# To be done
Count lines with "chronometer" in them. Report only the total.

==== Items

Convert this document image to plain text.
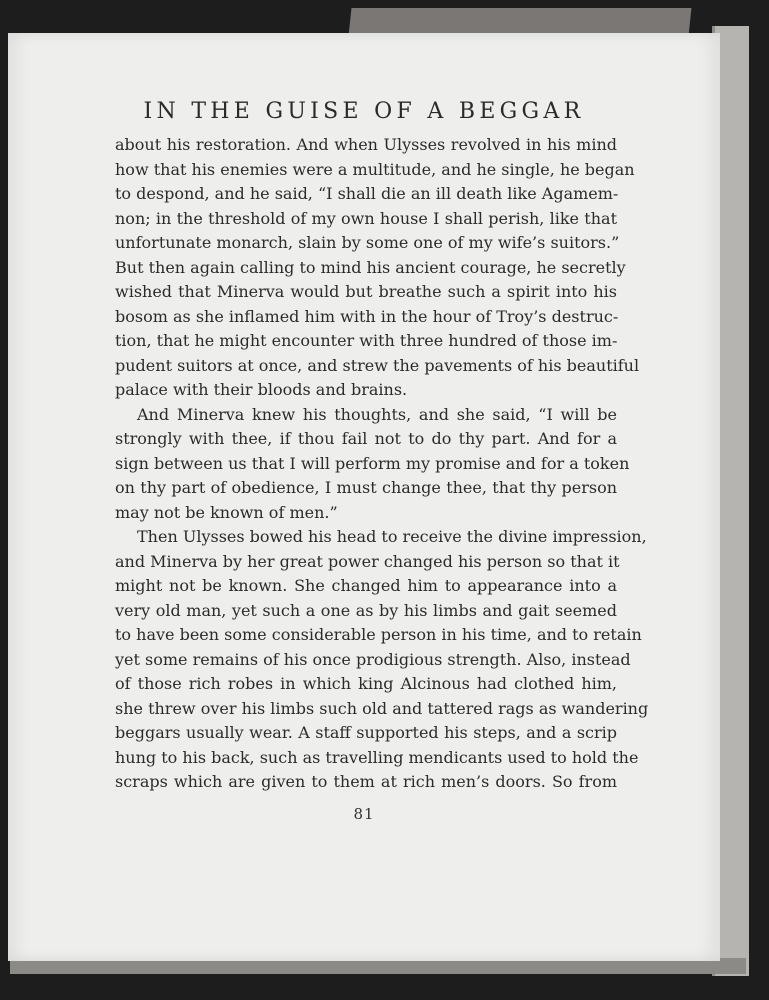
IN THE GUISE OF A BEGGAR
about his restoration. And when Ulysses revolved in his mind
how that his enemies were a multitude, and he single, he began
to despond, and he said, “I shall die an ill death like Agamem-
non; in the threshold of my own house I shall perish, like that
unfortunate monarch, slain by some one of my wife’s suitors.”
But then again calling to mind his ancient courage, he secretly
wished that Minerva would but breathe such a spirit into his
bosom as she inflamed him with in the hour of Troy’s destruc-
tion, that he might encounter with three hundred of those im-
pudent suitors at once, and strew the pavements of his beautiful
palace with their bloods and brains.
And Minerva knew his thoughts, and she said, “I will be
strongly with thee, if thou fail not to do thy part. And for a
sign between us that I will perform my promise and for a token
on thy part of obedience, I must change thee, that thy person
may not be known of men.”
Then Ulysses bowed his head to receive the divine impression,
and Minerva by her great power changed his person so that it
might not be known. She changed him to appearance into a
very old man, yet such a one as by his limbs and gait seemed
to have been some considerable person in his time, and to retain
yet some remains of his once prodigious strength. Also, instead
of those rich robes in which king Alcinous had clothed him,
she threw over his limbs such old and tattered rags as wandering
beggars usually wear. A staff supported his steps, and a scrip
hung to his back, such as travelling mendicants used to hold the
scraps which are given to them at rich men’s doors. So from
81
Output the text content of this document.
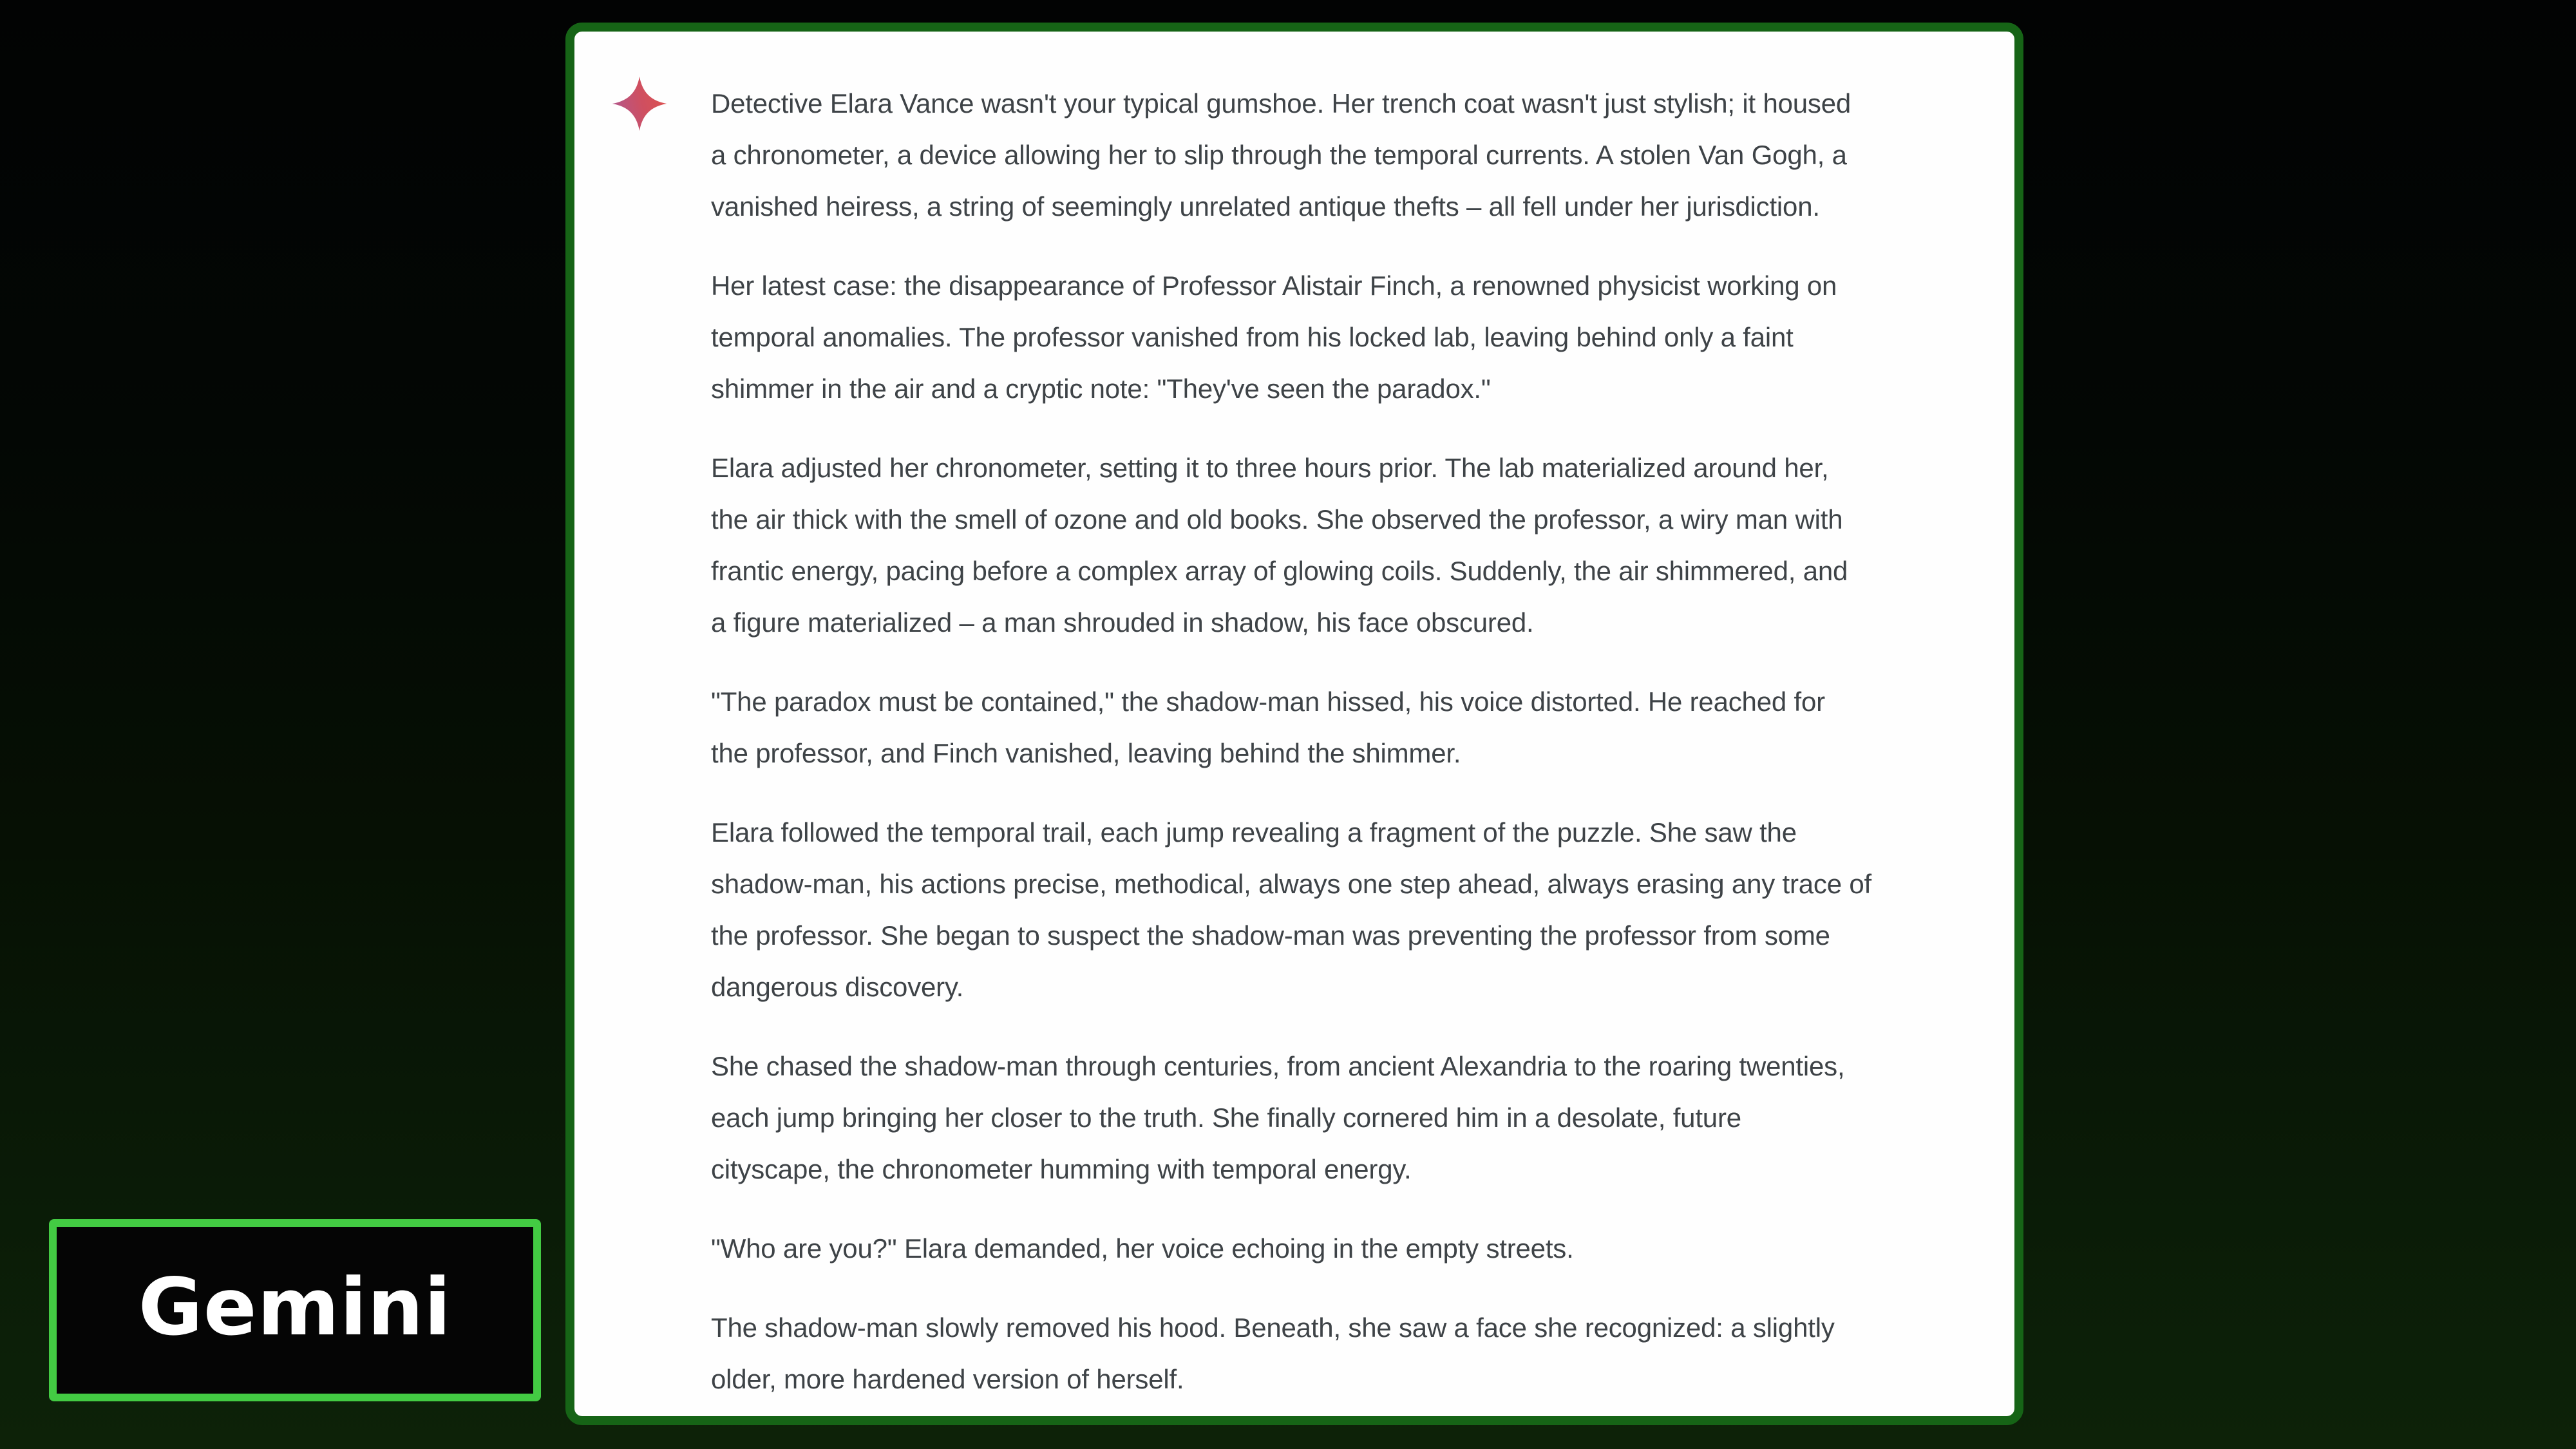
Detective Elara Vance wasn't your typical gumshoe. Her trench coat wasn't just stylish; it housed
a chronometer, a device allowing her to slip through the temporal currents. A stolen Van Gogh, a
vanished heiress, a string of seemingly unrelated antique thefts – all fell under her jurisdiction.

Her latest case: the disappearance of Professor Alistair Finch, a renowned physicist working on
temporal anomalies. The professor vanished from his locked lab, leaving behind only a faint
shimmer in the air and a cryptic note: "They've seen the paradox."

Elara adjusted her chronometer, setting it to three hours prior. The lab materialized around her,
the air thick with the smell of ozone and old books. She observed the professor, a wiry man with
frantic energy, pacing before a complex array of glowing coils. Suddenly, the air shimmered, and
a figure materialized – a man shrouded in shadow, his face obscured.

"The paradox must be contained," the shadow-man hissed, his voice distorted. He reached for
the professor, and Finch vanished, leaving behind the shimmer.

Elara followed the temporal trail, each jump revealing a fragment of the puzzle. She saw the
shadow-man, his actions precise, methodical, always one step ahead, always erasing any trace of
the professor. She began to suspect the shadow-man was preventing the professor from some
dangerous discovery.

She chased the shadow-man through centuries, from ancient Alexandria to the roaring twenties,
each jump bringing her closer to the truth. She finally cornered him in a desolate, future
cityscape, the chronometer humming with temporal energy.

"Who are you?" Elara demanded, her voice echoing in the empty streets.

The shadow-man slowly removed his hood. Beneath, she saw a face she recognized: a slightly
older, more hardened version of herself.

Gemini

========

# Final answer
3